* [GIVEN DATA]:
===============
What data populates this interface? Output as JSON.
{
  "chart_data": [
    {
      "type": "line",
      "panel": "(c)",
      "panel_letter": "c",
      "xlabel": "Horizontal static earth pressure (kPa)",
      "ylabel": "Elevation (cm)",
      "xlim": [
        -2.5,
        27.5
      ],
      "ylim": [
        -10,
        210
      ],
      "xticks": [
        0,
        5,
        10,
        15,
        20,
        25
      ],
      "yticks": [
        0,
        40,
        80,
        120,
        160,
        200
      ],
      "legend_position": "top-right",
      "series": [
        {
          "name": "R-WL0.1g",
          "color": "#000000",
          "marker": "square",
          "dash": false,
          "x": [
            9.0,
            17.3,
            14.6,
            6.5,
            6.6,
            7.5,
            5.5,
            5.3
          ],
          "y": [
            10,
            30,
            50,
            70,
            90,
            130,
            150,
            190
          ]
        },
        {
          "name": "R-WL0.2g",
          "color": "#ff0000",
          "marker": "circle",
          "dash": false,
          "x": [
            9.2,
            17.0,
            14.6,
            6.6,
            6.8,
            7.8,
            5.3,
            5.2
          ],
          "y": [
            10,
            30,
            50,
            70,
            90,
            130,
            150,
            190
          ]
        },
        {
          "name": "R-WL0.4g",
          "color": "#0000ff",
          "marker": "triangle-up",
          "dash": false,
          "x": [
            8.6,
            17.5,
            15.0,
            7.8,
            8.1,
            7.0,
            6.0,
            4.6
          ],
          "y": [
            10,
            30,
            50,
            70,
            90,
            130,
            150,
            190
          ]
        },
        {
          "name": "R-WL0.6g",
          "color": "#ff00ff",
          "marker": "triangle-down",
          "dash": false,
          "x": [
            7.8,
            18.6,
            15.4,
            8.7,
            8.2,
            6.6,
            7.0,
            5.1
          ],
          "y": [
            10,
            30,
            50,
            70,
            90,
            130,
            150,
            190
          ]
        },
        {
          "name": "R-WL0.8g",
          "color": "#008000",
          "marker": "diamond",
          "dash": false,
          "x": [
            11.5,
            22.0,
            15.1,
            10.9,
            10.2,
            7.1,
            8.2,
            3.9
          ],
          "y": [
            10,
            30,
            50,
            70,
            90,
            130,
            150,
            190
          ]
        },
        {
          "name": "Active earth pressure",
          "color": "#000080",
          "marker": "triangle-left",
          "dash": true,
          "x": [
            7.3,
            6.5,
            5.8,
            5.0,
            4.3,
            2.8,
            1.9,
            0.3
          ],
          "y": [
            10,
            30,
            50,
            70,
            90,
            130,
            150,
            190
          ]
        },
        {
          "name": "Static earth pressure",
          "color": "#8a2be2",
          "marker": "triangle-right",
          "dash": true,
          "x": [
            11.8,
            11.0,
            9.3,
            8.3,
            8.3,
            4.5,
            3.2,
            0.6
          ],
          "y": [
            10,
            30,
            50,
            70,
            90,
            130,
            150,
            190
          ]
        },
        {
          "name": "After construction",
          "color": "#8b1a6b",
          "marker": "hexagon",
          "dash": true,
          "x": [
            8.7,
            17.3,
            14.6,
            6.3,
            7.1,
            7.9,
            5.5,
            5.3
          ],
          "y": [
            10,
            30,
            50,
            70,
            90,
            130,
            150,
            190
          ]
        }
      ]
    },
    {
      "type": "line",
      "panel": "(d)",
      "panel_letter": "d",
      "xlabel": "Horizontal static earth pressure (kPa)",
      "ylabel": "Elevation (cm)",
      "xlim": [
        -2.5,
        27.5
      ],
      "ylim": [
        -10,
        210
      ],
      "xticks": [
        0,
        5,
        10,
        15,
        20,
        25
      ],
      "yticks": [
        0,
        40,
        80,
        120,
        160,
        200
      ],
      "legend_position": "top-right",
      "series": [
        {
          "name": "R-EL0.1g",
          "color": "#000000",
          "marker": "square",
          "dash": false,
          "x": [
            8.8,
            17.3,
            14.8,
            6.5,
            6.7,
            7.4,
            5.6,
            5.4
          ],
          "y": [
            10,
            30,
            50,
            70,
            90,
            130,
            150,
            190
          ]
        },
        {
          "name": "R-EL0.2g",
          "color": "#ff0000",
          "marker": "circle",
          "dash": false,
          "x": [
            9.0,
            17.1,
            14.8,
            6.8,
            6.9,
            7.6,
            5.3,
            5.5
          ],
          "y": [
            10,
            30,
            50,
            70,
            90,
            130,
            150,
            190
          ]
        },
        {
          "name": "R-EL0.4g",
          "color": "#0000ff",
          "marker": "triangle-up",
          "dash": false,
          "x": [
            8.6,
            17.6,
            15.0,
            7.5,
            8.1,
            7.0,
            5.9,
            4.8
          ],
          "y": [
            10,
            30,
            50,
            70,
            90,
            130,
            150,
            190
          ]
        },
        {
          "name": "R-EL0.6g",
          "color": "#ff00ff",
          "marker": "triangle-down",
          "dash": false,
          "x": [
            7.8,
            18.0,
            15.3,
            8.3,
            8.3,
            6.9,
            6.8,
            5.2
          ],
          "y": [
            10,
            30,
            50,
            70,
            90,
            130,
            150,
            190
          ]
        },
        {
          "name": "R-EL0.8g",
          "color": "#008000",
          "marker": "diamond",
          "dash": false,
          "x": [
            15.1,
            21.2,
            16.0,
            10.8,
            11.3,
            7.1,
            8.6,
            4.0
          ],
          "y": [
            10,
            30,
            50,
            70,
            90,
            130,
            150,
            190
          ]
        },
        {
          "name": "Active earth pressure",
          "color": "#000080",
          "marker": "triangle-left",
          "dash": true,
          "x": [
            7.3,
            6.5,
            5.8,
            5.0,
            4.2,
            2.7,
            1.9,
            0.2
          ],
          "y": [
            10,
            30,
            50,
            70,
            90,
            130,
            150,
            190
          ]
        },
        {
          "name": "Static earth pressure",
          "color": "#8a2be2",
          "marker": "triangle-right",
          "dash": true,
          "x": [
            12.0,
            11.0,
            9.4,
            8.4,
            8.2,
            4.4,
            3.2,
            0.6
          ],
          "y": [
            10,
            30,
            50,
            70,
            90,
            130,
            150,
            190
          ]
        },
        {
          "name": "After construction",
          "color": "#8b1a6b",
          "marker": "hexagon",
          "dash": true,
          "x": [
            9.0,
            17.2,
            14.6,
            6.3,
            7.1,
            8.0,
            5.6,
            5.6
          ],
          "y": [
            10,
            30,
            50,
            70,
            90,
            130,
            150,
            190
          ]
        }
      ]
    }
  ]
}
===============
Take the entries above and transcribe them exactly.

* [FULL RESPONSE]:
What data populates this interface? Output as JSON.
{
  "chart_data": [
    {
      "type": "line",
      "panel": "(c)",
      "panel_letter": "c",
      "xlabel": "Horizontal static earth pressure (kPa)",
      "ylabel": "Elevation (cm)",
      "xlim": [
        -2.5,
        27.5
      ],
      "ylim": [
        -10,
        210
      ],
      "xticks": [
        0,
        5,
        10,
        15,
        20,
        25
      ],
      "yticks": [
        0,
        40,
        80,
        120,
        160,
        200
      ],
      "legend_position": "top-right",
      "series": [
        {
          "name": "R-WL0.1g",
          "color": "#000000",
          "marker": "square",
          "dash": false,
          "x": [
            9.0,
            17.3,
            14.6,
            6.5,
            6.6,
            7.5,
            5.5,
            5.3
          ],
          "y": [
            10,
            30,
            50,
            70,
            90,
            130,
            150,
            190
          ]
        },
        {
          "name": "R-WL0.2g",
          "color": "#ff0000",
          "marker": "circle",
          "dash": false,
          "x": [
            9.2,
            17.0,
            14.6,
            6.6,
            6.8,
            7.8,
            5.3,
            5.2
          ],
          "y": [
            10,
            30,
            50,
            70,
            90,
            130,
            150,
            190
          ]
        },
        {
          "name": "R-WL0.4g",
          "color": "#0000ff",
          "marker": "triangle-up",
          "dash": false,
          "x": [
            8.6,
            17.5,
            15.0,
            7.8,
            8.1,
            7.0,
            6.0,
            4.6
          ],
          "y": [
            10,
            30,
            50,
            70,
            90,
            130,
            150,
            190
          ]
        },
        {
          "name": "R-WL0.6g",
          "color": "#ff00ff",
          "marker": "triangle-down",
          "dash": false,
          "x": [
            7.8,
            18.6,
            15.4,
            8.7,
            8.2,
            6.6,
            7.0,
            5.1
          ],
          "y": [
            10,
            30,
            50,
            70,
            90,
            130,
            150,
            190
          ]
        },
        {
          "name": "R-WL0.8g",
          "color": "#008000",
          "marker": "diamond",
          "dash": false,
          "x": [
            11.5,
            22.0,
            15.1,
            10.9,
            10.2,
            7.1,
            8.2,
            3.9
          ],
          "y": [
            10,
            30,
            50,
            70,
            90,
            130,
            150,
            190
          ]
        },
        {
          "name": "Active earth pressure",
          "color": "#000080",
          "marker": "triangle-left",
          "dash": true,
          "x": [
            7.3,
            6.5,
            5.8,
            5.0,
            4.3,
            2.8,
            1.9,
            0.3
          ],
          "y": [
            10,
            30,
            50,
            70,
            90,
            130,
            150,
            190
          ]
        },
        {
          "name": "Static earth pressure",
          "color": "#8a2be2",
          "marker": "triangle-right",
          "dash": true,
          "x": [
            11.8,
            11.0,
            9.3,
            8.3,
            8.3,
            4.5,
            3.2,
            0.6
          ],
          "y": [
            10,
            30,
            50,
            70,
            90,
            130,
            150,
            190
          ]
        },
        {
          "name": "After construction",
          "color": "#8b1a6b",
          "marker": "hexagon",
          "dash": true,
          "x": [
            8.7,
            17.3,
            14.6,
            6.3,
            7.1,
            7.9,
            5.5,
            5.3
          ],
          "y": [
            10,
            30,
            50,
            70,
            90,
            130,
            150,
            190
          ]
        }
      ]
    },
    {
      "type": "line",
      "panel": "(d)",
      "panel_letter": "d",
      "xlabel": "Horizontal static earth pressure (kPa)",
      "ylabel": "Elevation (cm)",
      "xlim": [
        -2.5,
        27.5
      ],
      "ylim": [
        -10,
        210
      ],
      "xticks": [
        0,
        5,
        10,
        15,
        20,
        25
      ],
      "yticks": [
        0,
        40,
        80,
        120,
        160,
        200
      ],
      "legend_position": "top-right",
      "series": [
        {
          "name": "R-EL0.1g",
          "color": "#000000",
          "marker": "square",
          "dash": false,
          "x": [
            8.8,
            17.3,
            14.8,
            6.5,
            6.7,
            7.4,
            5.6,
            5.4
          ],
          "y": [
            10,
            30,
            50,
            70,
            90,
            130,
            150,
            190
          ]
        },
        {
          "name": "R-EL0.2g",
          "color": "#ff0000",
          "marker": "circle",
          "dash": false,
          "x": [
            9.0,
            17.1,
            14.8,
            6.8,
            6.9,
            7.6,
            5.3,
            5.5
          ],
          "y": [
            10,
            30,
            50,
            70,
            90,
            130,
            150,
            190
          ]
        },
        {
          "name": "R-EL0.4g",
          "color": "#0000ff",
          "marker": "triangle-up",
          "dash": false,
          "x": [
            8.6,
            17.6,
            15.0,
            7.5,
            8.1,
            7.0,
            5.9,
            4.8
          ],
          "y": [
            10,
            30,
            50,
            70,
            90,
            130,
            150,
            190
          ]
        },
        {
          "name": "R-EL0.6g",
          "color": "#ff00ff",
          "marker": "triangle-down",
          "dash": false,
          "x": [
            7.8,
            18.0,
            15.3,
            8.3,
            8.3,
            6.9,
            6.8,
            5.2
          ],
          "y": [
            10,
            30,
            50,
            70,
            90,
            130,
            150,
            190
          ]
        },
        {
          "name": "R-EL0.8g",
          "color": "#008000",
          "marker": "diamond",
          "dash": false,
          "x": [
            15.1,
            21.2,
            16.0,
            10.8,
            11.3,
            7.1,
            8.6,
            4.0
          ],
          "y": [
            10,
            30,
            50,
            70,
            90,
            130,
            150,
            190
          ]
        },
        {
          "name": "Active earth pressure",
          "color": "#000080",
          "marker": "triangle-left",
          "dash": true,
          "x": [
            7.3,
            6.5,
            5.8,
            5.0,
            4.2,
            2.7,
            1.9,
            0.2
          ],
          "y": [
            10,
            30,
            50,
            70,
            90,
            130,
            150,
            190
          ]
        },
        {
          "name": "Static earth pressure",
          "color": "#8a2be2",
          "marker": "triangle-right",
          "dash": true,
          "x": [
            12.0,
            11.0,
            9.4,
            8.4,
            8.2,
            4.4,
            3.2,
            0.6
          ],
          "y": [
            10,
            30,
            50,
            70,
            90,
            130,
            150,
            190
          ]
        },
        {
          "name": "After construction",
          "color": "#8b1a6b",
          "marker": "hexagon",
          "dash": true,
          "x": [
            9.0,
            17.2,
            14.6,
            6.3,
            7.1,
            8.0,
            5.6,
            5.6
          ],
          "y": [
            10,
            30,
            50,
            70,
            90,
            130,
            150,
            190
          ]
        }
      ]
    }
  ]
}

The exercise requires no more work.